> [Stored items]

::::

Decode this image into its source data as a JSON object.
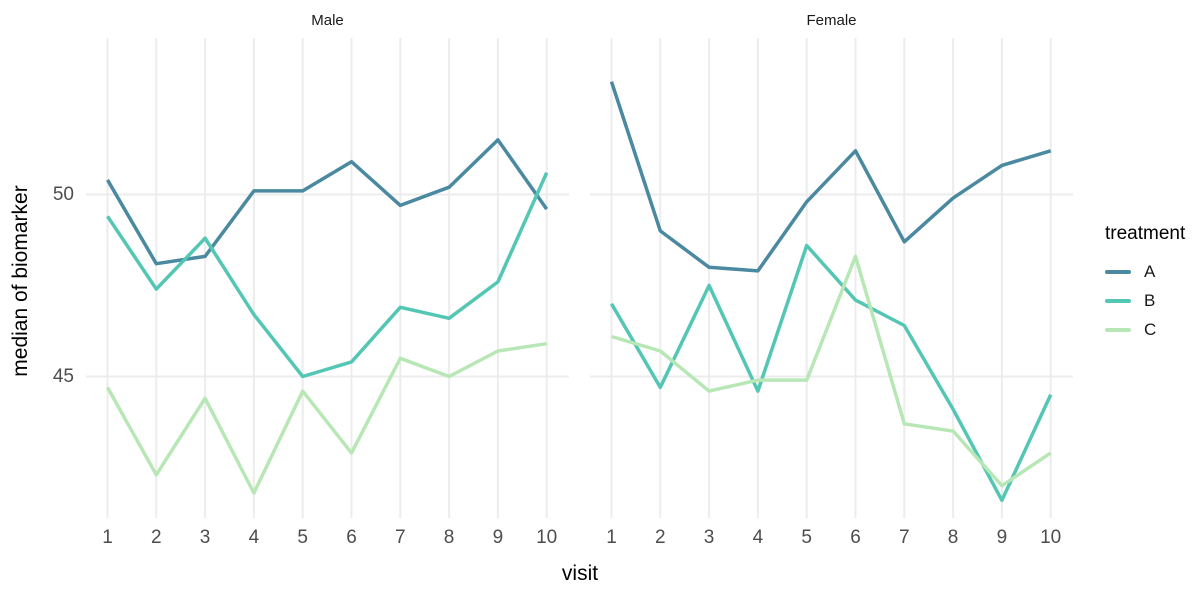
{
  "figure": {
    "y_axis_title": "median of biomarker",
    "x_axis_title": "visit",
    "grid_color": "#ececec",
    "tick_text_color": "#4d4d4d"
  },
  "legend": {
    "title": "treatment",
    "items": [
      {
        "label": "A",
        "color": "#4a89a0"
      },
      {
        "label": "B",
        "color": "#53c6b4"
      },
      {
        "label": "C",
        "color": "#b8e7b6"
      }
    ]
  },
  "chart_data": {
    "type": "line",
    "title": "",
    "xlabel": "visit",
    "ylabel": "median of biomarker",
    "x": [
      1,
      2,
      3,
      4,
      5,
      6,
      7,
      8,
      9,
      10
    ],
    "y_ticks": [
      50,
      45
    ],
    "ylim": [
      41.0,
      54.3
    ],
    "grid": true,
    "legend_title": "treatment",
    "legend_position": "right",
    "facets": [
      {
        "label": "Male",
        "series": [
          {
            "name": "A",
            "color": "#4a89a0",
            "values": [
              50.4,
              48.1,
              48.3,
              50.1,
              50.1,
              50.9,
              49.7,
              50.2,
              51.5,
              49.6
            ]
          },
          {
            "name": "B",
            "color": "#53c6b4",
            "values": [
              49.4,
              47.4,
              48.8,
              46.7,
              45.0,
              45.4,
              46.9,
              46.6,
              47.6,
              50.6
            ]
          },
          {
            "name": "C",
            "color": "#b8e7b6",
            "values": [
              44.7,
              42.3,
              44.4,
              41.8,
              44.6,
              42.9,
              45.5,
              45.0,
              45.7,
              45.9
            ]
          }
        ]
      },
      {
        "label": "Female",
        "series": [
          {
            "name": "A",
            "color": "#4a89a0",
            "values": [
              53.1,
              49.0,
              48.0,
              47.9,
              49.8,
              51.2,
              48.7,
              49.9,
              50.8,
              51.2
            ]
          },
          {
            "name": "B",
            "color": "#53c6b4",
            "values": [
              47.0,
              44.7,
              47.5,
              44.6,
              48.6,
              47.1,
              46.4,
              44.1,
              41.6,
              44.5
            ]
          },
          {
            "name": "C",
            "color": "#b8e7b6",
            "values": [
              46.1,
              45.7,
              44.6,
              44.9,
              44.9,
              48.3,
              43.7,
              43.5,
              42.0,
              42.9
            ]
          }
        ]
      }
    ]
  }
}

::::

> [The exercise] Within the data above, pick out all lines holding the word "biomarker".

> [The completed task]
    "y_axis_title": "median of biomarker",
    "ylabel": "median of biomarker",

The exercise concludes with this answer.